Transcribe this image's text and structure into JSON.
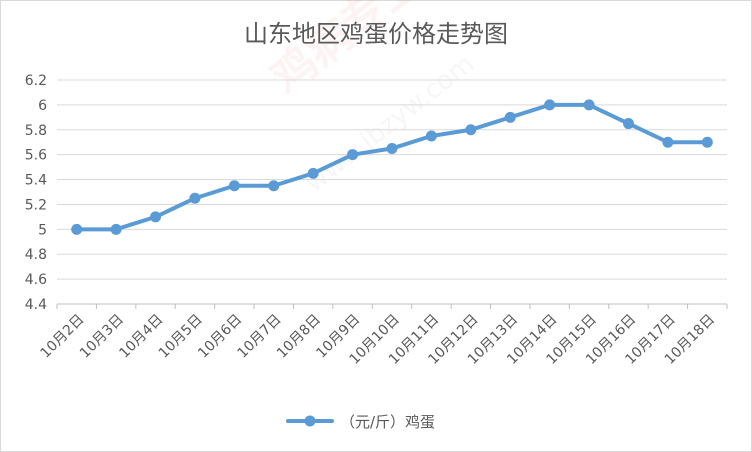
{
  "chart_data": {
    "type": "line",
    "title": "山东地区鸡蛋价格走势图",
    "categories": [
      "10月2日",
      "10月3日",
      "10月4日",
      "10月5日",
      "10月6日",
      "10月7日",
      "10月8日",
      "10月9日",
      "10月10日",
      "10月11日",
      "10月12日",
      "10月13日",
      "10月14日",
      "10月15日",
      "10月16日",
      "10月17日",
      "10月18日"
    ],
    "series": [
      {
        "name": "（元/斤）鸡蛋",
        "values": [
          5.0,
          5.0,
          5.1,
          5.25,
          5.35,
          5.35,
          5.45,
          5.6,
          5.65,
          5.75,
          5.8,
          5.9,
          6.0,
          6.0,
          5.85,
          5.7,
          5.7
        ]
      }
    ],
    "ylim": [
      4.4,
      6.2
    ],
    "yticks": [
      "6.2",
      "6",
      "5.8",
      "5.6",
      "5.4",
      "5.2",
      "5",
      "4.8",
      "4.6",
      "4.4"
    ],
    "grid": true,
    "legend_position": "bottom",
    "colors": {
      "line": "#5b9bd5",
      "grid": "#d9d9d9",
      "text": "#595959"
    }
  },
  "watermark": {
    "brand": "鸡病专业网",
    "url": "www.jbzyw.com",
    "slogan": "专 业 · 行 业 · 网"
  }
}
###
= PROBLEM =
Images in the records should not be copied. Repeat all the rest exactly.

= OUTPUT BELOW =
Transcribe this image's text and structure into JSON.
{
  "chart_data": {
    "type": "line",
    "title": "山东地区鸡蛋价格走势图",
    "categories": [
      "10月2日",
      "10月3日",
      "10月4日",
      "10月5日",
      "10月6日",
      "10月7日",
      "10月8日",
      "10月9日",
      "10月10日",
      "10月11日",
      "10月12日",
      "10月13日",
      "10月14日",
      "10月15日",
      "10月16日",
      "10月17日",
      "10月18日"
    ],
    "series": [
      {
        "name": "（元/斤）鸡蛋",
        "values": [
          5.0,
          5.0,
          5.1,
          5.25,
          5.35,
          5.35,
          5.45,
          5.6,
          5.65,
          5.75,
          5.8,
          5.9,
          6.0,
          6.0,
          5.85,
          5.7,
          5.7
        ]
      }
    ],
    "ylim": [
      4.4,
      6.2
    ],
    "yticks": [
      "6.2",
      "6",
      "5.8",
      "5.6",
      "5.4",
      "5.2",
      "5",
      "4.8",
      "4.6",
      "4.4"
    ],
    "grid": true,
    "legend_position": "bottom",
    "colors": {
      "line": "#5b9bd5",
      "grid": "#d9d9d9",
      "text": "#595959"
    }
  },
  "watermark": {
    "brand": "鸡病专业网",
    "url": "www.jbzyw.com",
    "slogan": "专 业 · 行 业 · 网"
  }
}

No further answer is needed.